--- Start of MATERIAL FOR THIS TASK ---
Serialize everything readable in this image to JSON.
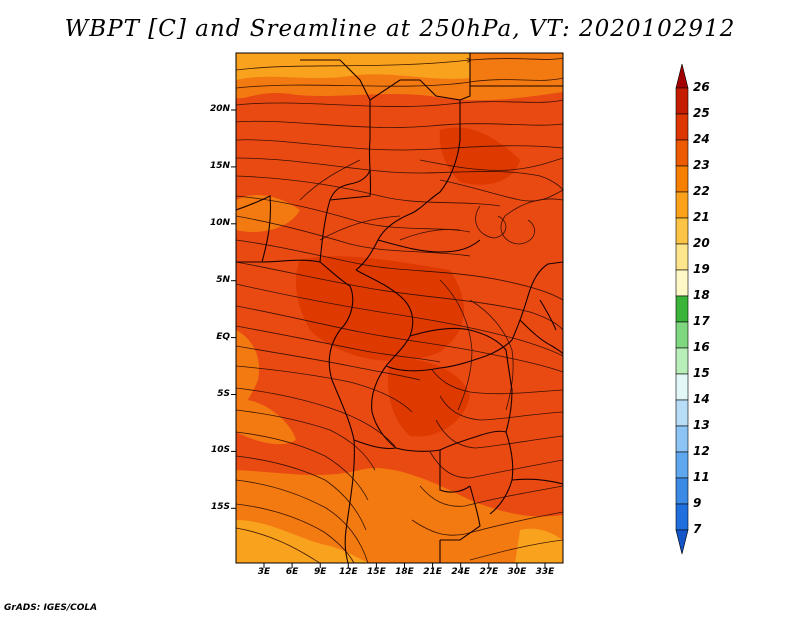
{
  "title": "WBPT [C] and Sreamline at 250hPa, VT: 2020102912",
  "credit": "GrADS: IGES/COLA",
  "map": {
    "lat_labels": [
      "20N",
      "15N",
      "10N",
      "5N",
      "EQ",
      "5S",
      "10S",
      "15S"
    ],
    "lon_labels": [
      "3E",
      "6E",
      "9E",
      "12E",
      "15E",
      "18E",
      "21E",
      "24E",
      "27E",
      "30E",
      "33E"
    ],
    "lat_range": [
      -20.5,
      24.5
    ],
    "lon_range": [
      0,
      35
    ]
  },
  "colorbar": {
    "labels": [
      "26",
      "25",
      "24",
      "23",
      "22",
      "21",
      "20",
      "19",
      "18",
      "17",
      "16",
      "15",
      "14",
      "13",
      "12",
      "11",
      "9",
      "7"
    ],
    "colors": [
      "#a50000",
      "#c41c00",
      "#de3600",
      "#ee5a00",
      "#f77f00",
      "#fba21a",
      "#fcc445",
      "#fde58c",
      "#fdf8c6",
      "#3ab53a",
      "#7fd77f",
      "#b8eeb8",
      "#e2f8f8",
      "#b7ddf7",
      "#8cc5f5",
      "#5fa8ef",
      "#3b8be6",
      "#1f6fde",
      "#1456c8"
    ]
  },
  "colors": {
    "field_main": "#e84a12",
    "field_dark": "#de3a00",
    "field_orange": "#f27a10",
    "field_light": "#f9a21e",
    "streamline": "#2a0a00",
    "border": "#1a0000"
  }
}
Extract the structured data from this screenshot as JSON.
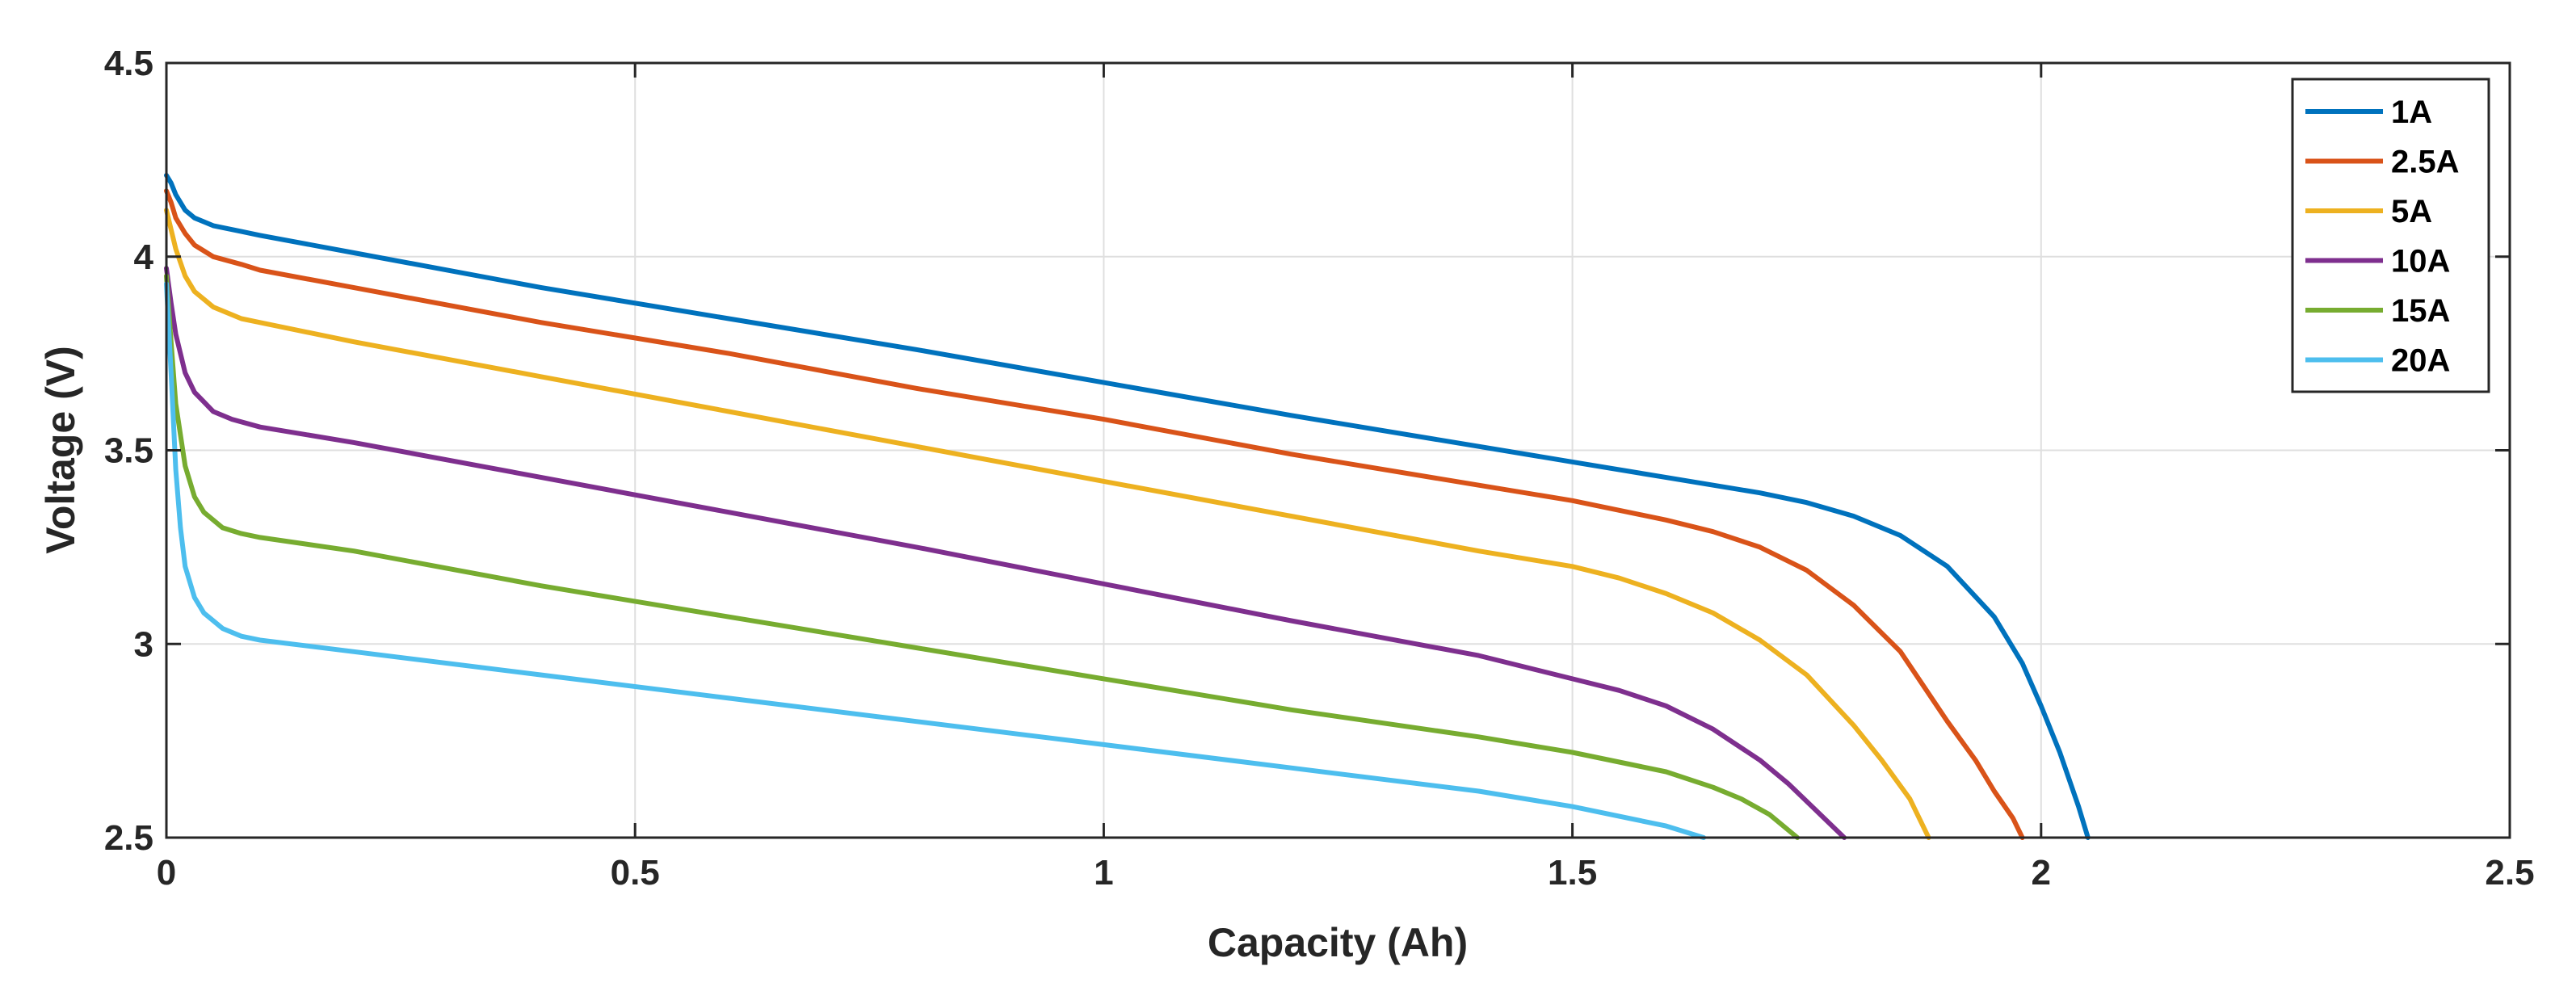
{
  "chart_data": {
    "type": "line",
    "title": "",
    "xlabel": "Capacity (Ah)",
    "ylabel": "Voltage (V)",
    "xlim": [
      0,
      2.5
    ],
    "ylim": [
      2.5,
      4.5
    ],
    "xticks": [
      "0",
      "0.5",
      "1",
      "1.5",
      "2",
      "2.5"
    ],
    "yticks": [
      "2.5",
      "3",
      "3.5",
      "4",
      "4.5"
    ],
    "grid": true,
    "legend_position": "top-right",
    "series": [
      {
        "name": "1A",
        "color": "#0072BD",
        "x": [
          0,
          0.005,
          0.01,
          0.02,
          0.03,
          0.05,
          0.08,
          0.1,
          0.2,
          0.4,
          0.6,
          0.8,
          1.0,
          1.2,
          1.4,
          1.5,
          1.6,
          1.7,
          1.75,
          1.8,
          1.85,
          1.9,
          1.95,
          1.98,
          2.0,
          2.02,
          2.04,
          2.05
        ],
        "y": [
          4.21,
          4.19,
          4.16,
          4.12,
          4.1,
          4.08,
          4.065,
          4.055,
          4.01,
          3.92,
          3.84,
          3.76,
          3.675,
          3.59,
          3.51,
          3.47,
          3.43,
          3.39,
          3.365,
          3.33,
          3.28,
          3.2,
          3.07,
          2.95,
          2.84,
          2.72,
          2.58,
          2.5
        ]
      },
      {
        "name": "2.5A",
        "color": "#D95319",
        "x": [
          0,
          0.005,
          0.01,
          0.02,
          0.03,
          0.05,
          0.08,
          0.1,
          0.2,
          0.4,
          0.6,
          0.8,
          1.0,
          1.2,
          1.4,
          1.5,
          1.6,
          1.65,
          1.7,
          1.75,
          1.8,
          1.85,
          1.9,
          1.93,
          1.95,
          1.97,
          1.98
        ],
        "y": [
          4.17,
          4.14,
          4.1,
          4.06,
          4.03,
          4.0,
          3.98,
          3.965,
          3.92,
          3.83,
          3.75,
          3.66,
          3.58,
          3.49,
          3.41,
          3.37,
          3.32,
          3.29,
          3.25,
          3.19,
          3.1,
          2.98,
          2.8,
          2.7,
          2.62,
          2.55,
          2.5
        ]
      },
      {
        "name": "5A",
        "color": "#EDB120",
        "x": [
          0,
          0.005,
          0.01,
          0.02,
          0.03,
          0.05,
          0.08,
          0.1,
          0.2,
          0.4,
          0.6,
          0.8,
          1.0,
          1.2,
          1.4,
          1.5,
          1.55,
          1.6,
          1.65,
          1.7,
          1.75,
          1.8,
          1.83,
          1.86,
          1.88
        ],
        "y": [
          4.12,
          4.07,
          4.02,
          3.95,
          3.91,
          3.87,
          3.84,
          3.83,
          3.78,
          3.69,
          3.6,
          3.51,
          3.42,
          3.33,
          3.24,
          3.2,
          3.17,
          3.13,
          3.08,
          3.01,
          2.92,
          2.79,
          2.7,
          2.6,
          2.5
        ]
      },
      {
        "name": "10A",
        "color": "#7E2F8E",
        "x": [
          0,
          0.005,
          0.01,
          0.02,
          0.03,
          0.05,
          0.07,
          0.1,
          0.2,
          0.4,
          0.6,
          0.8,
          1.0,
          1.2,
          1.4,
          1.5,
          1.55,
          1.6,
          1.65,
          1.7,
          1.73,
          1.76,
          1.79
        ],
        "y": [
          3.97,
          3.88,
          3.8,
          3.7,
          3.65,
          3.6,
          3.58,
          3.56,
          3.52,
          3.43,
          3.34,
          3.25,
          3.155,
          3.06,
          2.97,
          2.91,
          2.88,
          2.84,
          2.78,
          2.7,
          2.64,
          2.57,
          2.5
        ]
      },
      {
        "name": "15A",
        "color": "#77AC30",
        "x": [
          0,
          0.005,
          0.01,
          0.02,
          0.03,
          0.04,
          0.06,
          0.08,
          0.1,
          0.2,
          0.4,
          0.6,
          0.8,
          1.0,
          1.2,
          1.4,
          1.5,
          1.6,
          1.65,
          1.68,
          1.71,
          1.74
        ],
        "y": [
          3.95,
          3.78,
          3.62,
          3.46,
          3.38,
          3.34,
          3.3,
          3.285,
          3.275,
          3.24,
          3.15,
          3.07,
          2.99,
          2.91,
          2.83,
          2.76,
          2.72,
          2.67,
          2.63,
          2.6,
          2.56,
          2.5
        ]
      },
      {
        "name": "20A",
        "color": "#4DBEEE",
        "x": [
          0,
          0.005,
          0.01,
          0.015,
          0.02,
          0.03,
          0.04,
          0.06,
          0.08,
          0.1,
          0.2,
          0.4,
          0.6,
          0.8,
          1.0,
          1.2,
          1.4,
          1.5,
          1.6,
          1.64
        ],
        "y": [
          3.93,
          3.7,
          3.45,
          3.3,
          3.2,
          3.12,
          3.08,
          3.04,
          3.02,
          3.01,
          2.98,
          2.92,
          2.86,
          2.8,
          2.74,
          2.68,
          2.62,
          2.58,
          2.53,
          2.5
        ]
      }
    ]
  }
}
--- End of MATERIAL FOR THIS TASK ---
**OBJECTIVE:** Give the data again exactly as written, with all pictures left out.

**RESULT BELOW:**
Serialize everything readable in this image to JSON.
{
  "title": "WBPT [C] and Sreamline at 250hPa, VT: 2020102912",
  "credit": "GrADS: IGES/COLA",
  "map": {
    "lat_labels": [
      "20N",
      "15N",
      "10N",
      "5N",
      "EQ",
      "5S",
      "10S",
      "15S"
    ],
    "lon_labels": [
      "3E",
      "6E",
      "9E",
      "12E",
      "15E",
      "18E",
      "21E",
      "24E",
      "27E",
      "30E",
      "33E"
    ],
    "lat_range": [
      -20.5,
      24.5
    ],
    "lon_range": [
      0,
      35
    ]
  },
  "colorbar": {
    "labels": [
      "26",
      "25",
      "24",
      "23",
      "22",
      "21",
      "20",
      "19",
      "18",
      "17",
      "16",
      "15",
      "14",
      "13",
      "12",
      "11",
      "9",
      "7"
    ],
    "colors": [
      "#a50000",
      "#c41c00",
      "#de3600",
      "#ee5a00",
      "#f77f00",
      "#fba21a",
      "#fcc445",
      "#fde58c",
      "#fdf8c6",
      "#3ab53a",
      "#7fd77f",
      "#b8eeb8",
      "#e2f8f8",
      "#b7ddf7",
      "#8cc5f5",
      "#5fa8ef",
      "#3b8be6",
      "#1f6fde",
      "#1456c8"
    ]
  },
  "colors": {
    "field_main": "#e84a12",
    "field_dark": "#de3a00",
    "field_orange": "#f27a10",
    "field_light": "#f9a21e",
    "streamline": "#2a0a00",
    "border": "#1a0000"
  }
}
Extract the structured data from this screenshot as JSON.
{
  "chart_data": {
    "type": "line",
    "title": "",
    "xlabel": "Capacity (Ah)",
    "ylabel": "Voltage (V)",
    "xlim": [
      0,
      2.5
    ],
    "ylim": [
      2.5,
      4.5
    ],
    "xticks": [
      "0",
      "0.5",
      "1",
      "1.5",
      "2",
      "2.5"
    ],
    "yticks": [
      "2.5",
      "3",
      "3.5",
      "4",
      "4.5"
    ],
    "grid": true,
    "legend_position": "top-right",
    "series": [
      {
        "name": "1A",
        "color": "#0072BD",
        "x": [
          0,
          0.005,
          0.01,
          0.02,
          0.03,
          0.05,
          0.08,
          0.1,
          0.2,
          0.4,
          0.6,
          0.8,
          1.0,
          1.2,
          1.4,
          1.5,
          1.6,
          1.7,
          1.75,
          1.8,
          1.85,
          1.9,
          1.95,
          1.98,
          2.0,
          2.02,
          2.04,
          2.05
        ],
        "y": [
          4.21,
          4.19,
          4.16,
          4.12,
          4.1,
          4.08,
          4.065,
          4.055,
          4.01,
          3.92,
          3.84,
          3.76,
          3.675,
          3.59,
          3.51,
          3.47,
          3.43,
          3.39,
          3.365,
          3.33,
          3.28,
          3.2,
          3.07,
          2.95,
          2.84,
          2.72,
          2.58,
          2.5
        ]
      },
      {
        "name": "2.5A",
        "color": "#D95319",
        "x": [
          0,
          0.005,
          0.01,
          0.02,
          0.03,
          0.05,
          0.08,
          0.1,
          0.2,
          0.4,
          0.6,
          0.8,
          1.0,
          1.2,
          1.4,
          1.5,
          1.6,
          1.65,
          1.7,
          1.75,
          1.8,
          1.85,
          1.9,
          1.93,
          1.95,
          1.97,
          1.98
        ],
        "y": [
          4.17,
          4.14,
          4.1,
          4.06,
          4.03,
          4.0,
          3.98,
          3.965,
          3.92,
          3.83,
          3.75,
          3.66,
          3.58,
          3.49,
          3.41,
          3.37,
          3.32,
          3.29,
          3.25,
          3.19,
          3.1,
          2.98,
          2.8,
          2.7,
          2.62,
          2.55,
          2.5
        ]
      },
      {
        "name": "5A",
        "color": "#EDB120",
        "x": [
          0,
          0.005,
          0.01,
          0.02,
          0.03,
          0.05,
          0.08,
          0.1,
          0.2,
          0.4,
          0.6,
          0.8,
          1.0,
          1.2,
          1.4,
          1.5,
          1.55,
          1.6,
          1.65,
          1.7,
          1.75,
          1.8,
          1.83,
          1.86,
          1.88
        ],
        "y": [
          4.12,
          4.07,
          4.02,
          3.95,
          3.91,
          3.87,
          3.84,
          3.83,
          3.78,
          3.69,
          3.6,
          3.51,
          3.42,
          3.33,
          3.24,
          3.2,
          3.17,
          3.13,
          3.08,
          3.01,
          2.92,
          2.79,
          2.7,
          2.6,
          2.5
        ]
      },
      {
        "name": "10A",
        "color": "#7E2F8E",
        "x": [
          0,
          0.005,
          0.01,
          0.02,
          0.03,
          0.05,
          0.07,
          0.1,
          0.2,
          0.4,
          0.6,
          0.8,
          1.0,
          1.2,
          1.4,
          1.5,
          1.55,
          1.6,
          1.65,
          1.7,
          1.73,
          1.76,
          1.79
        ],
        "y": [
          3.97,
          3.88,
          3.8,
          3.7,
          3.65,
          3.6,
          3.58,
          3.56,
          3.52,
          3.43,
          3.34,
          3.25,
          3.155,
          3.06,
          2.97,
          2.91,
          2.88,
          2.84,
          2.78,
          2.7,
          2.64,
          2.57,
          2.5
        ]
      },
      {
        "name": "15A",
        "color": "#77AC30",
        "x": [
          0,
          0.005,
          0.01,
          0.02,
          0.03,
          0.04,
          0.06,
          0.08,
          0.1,
          0.2,
          0.4,
          0.6,
          0.8,
          1.0,
          1.2,
          1.4,
          1.5,
          1.6,
          1.65,
          1.68,
          1.71,
          1.74
        ],
        "y": [
          3.95,
          3.78,
          3.62,
          3.46,
          3.38,
          3.34,
          3.3,
          3.285,
          3.275,
          3.24,
          3.15,
          3.07,
          2.99,
          2.91,
          2.83,
          2.76,
          2.72,
          2.67,
          2.63,
          2.6,
          2.56,
          2.5
        ]
      },
      {
        "name": "20A",
        "color": "#4DBEEE",
        "x": [
          0,
          0.005,
          0.01,
          0.015,
          0.02,
          0.03,
          0.04,
          0.06,
          0.08,
          0.1,
          0.2,
          0.4,
          0.6,
          0.8,
          1.0,
          1.2,
          1.4,
          1.5,
          1.6,
          1.64
        ],
        "y": [
          3.93,
          3.7,
          3.45,
          3.3,
          3.2,
          3.12,
          3.08,
          3.04,
          3.02,
          3.01,
          2.98,
          2.92,
          2.86,
          2.8,
          2.74,
          2.68,
          2.62,
          2.58,
          2.53,
          2.5
        ]
      }
    ]
  }
}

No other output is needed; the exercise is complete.